_Request_
Skip the pictures and repeat each line of the data exactly.

_Data excerpts_
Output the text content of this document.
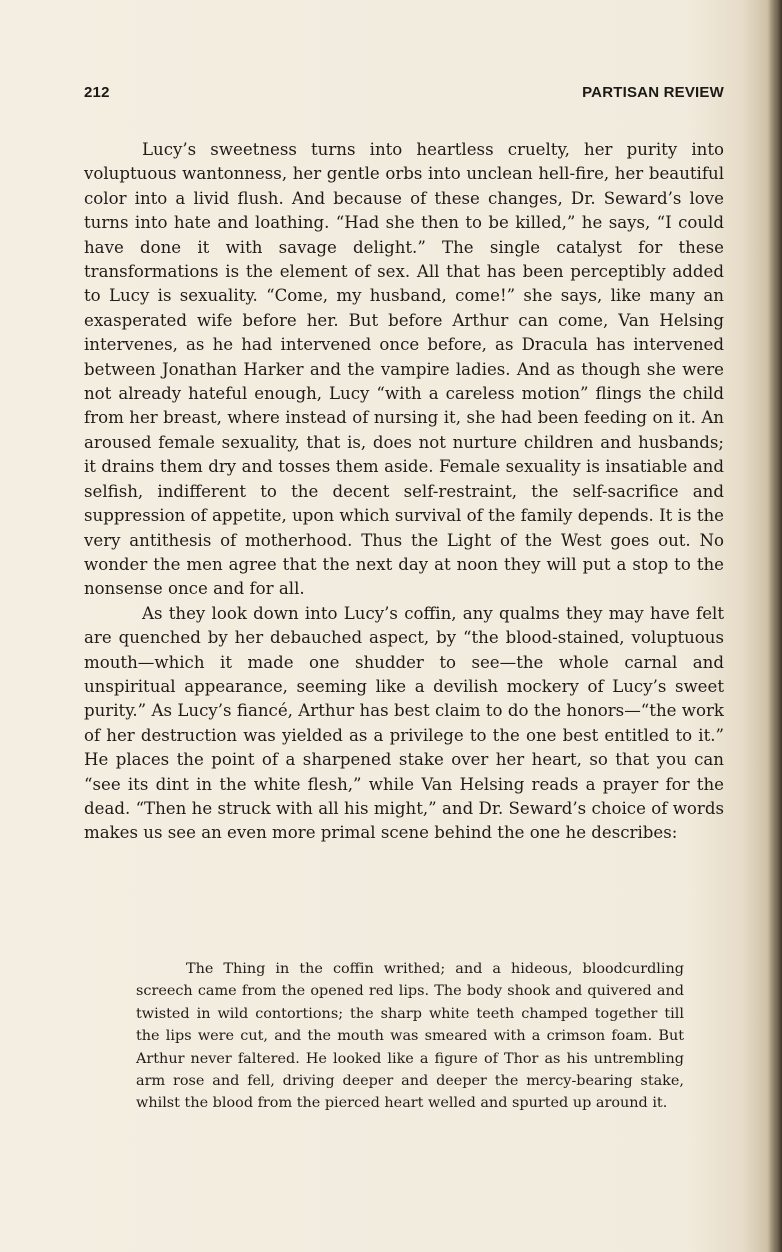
212	PARTISAN REVIEW

Lucy’s sweetness turns into heartless cruelty, her purity into voluptuous wantonness, her gentle orbs into unclean hell-fire, her beautiful color into a livid flush. And because of these changes, Dr. Seward’s love turns into hate and loathing. “Had she then to be killed,” he says, “I could have done it with savage delight.” The single catalyst for these transformations is the element of sex. All that has been perceptibly added to Lucy is sexuality. “Come, my husband, come!” she says, like many an exasperated wife before her. But before Arthur can come, Van Helsing intervenes, as he had intervened once before, as Dracula has intervened between Jonathan Harker and the vampire ladies. And as though she were not already hateful enough, Lucy “with a careless motion” flings the child from her breast, where instead of nursing it, she had been feeding on it. An aroused female sexuality, that is, does not nurture children and husbands; it drains them dry and tosses them aside. Female sexuality is insatiable and selfish, indifferent to the decent self-restraint, the self-sacrifice and suppression of appetite, upon which survival of the family depends. It is the very antithesis of motherhood. Thus the Light of the West goes out. No wonder the men agree that the next day at noon they will put a stop to the nonsense once and for all.

As they look down into Lucy’s coffin, any qualms they may have felt are quenched by her debauched aspect, by “the blood-stained, voluptuous mouth—which it made one shudder to see—the whole carnal and unspiritual appearance, seeming like a devilish mockery of Lucy’s sweet purity.” As Lucy’s fiancé, Arthur has best claim to do the honors—“the work of her destruction was yielded as a privilege to the one best entitled to it.” He places the point of a sharpened stake over her heart, so that you can “see its dint in the white flesh,” while Van Helsing reads a prayer for the dead. “Then he struck with all his might,” and Dr. Seward’s choice of words makes us see an even more primal scene behind the one he describes:

The Thing in the coffin writhed; and a hideous, bloodcurdling screech came from the opened red lips. The body shook and quivered and twisted in wild contortions; the sharp white teeth champed together till the lips were cut, and the mouth was smeared with a crimson foam. But Arthur never faltered. He looked like a figure of Thor as his untrembling arm rose and fell, driving deeper and deeper the mercy-bearing stake, whilst the blood from the pierced heart welled and spurted up around it.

_Written solution_
Output the text content of this document.
212	PARTISAN REVIEW

Lucy’s sweetness turns into heartless cruelty, her purity into voluptuous wantonness, her gentle orbs into unclean hell-fire, her beautiful color into a livid flush. And because of these changes, Dr. Seward’s love turns into hate and loathing. “Had she then to be killed,” he says, “I could have done it with savage delight.” The single catalyst for these transformations is the element of sex. All that has been perceptibly added to Lucy is sexuality. “Come, my husband, come!” she says, like many an exasperated wife before her. But before Arthur can come, Van Helsing intervenes, as he had intervened once before, as Dracula has intervened between Jonathan Harker and the vampire ladies. And as though she were not already hateful enough, Lucy “with a careless motion” flings the child from her breast, where instead of nursing it, she had been feeding on it. An aroused female sexuality, that is, does not nurture children and husbands; it drains them dry and tosses them aside. Female sexuality is insatiable and selfish, indifferent to the decent self-restraint, the self-sacrifice and suppression of appetite, upon which survival of the family depends. It is the very antithesis of motherhood. Thus the Light of the West goes out. No wonder the men agree that the next day at noon they will put a stop to the nonsense once and for all.

As they look down into Lucy’s coffin, any qualms they may have felt are quenched by her debauched aspect, by “the blood-stained, voluptuous mouth—which it made one shudder to see—the whole carnal and unspiritual appearance, seeming like a devilish mockery of Lucy’s sweet purity.” As Lucy’s fiancé, Arthur has best claim to do the honors—“the work of her destruction was yielded as a privilege to the one best entitled to it.” He places the point of a sharpened stake over her heart, so that you can “see its dint in the white flesh,” while Van Helsing reads a prayer for the dead. “Then he struck with all his might,” and Dr. Seward’s choice of words makes us see an even more primal scene behind the one he describes:

The Thing in the coffin writhed; and a hideous, bloodcurdling screech came from the opened red lips. The body shook and quivered and twisted in wild contortions; the sharp white teeth champed together till the lips were cut, and the mouth was smeared with a crimson foam. But Arthur never faltered. He looked like a figure of Thor as his untrembling arm rose and fell, driving deeper and deeper the mercy-bearing stake, whilst the blood from the pierced heart welled and spurted up around it.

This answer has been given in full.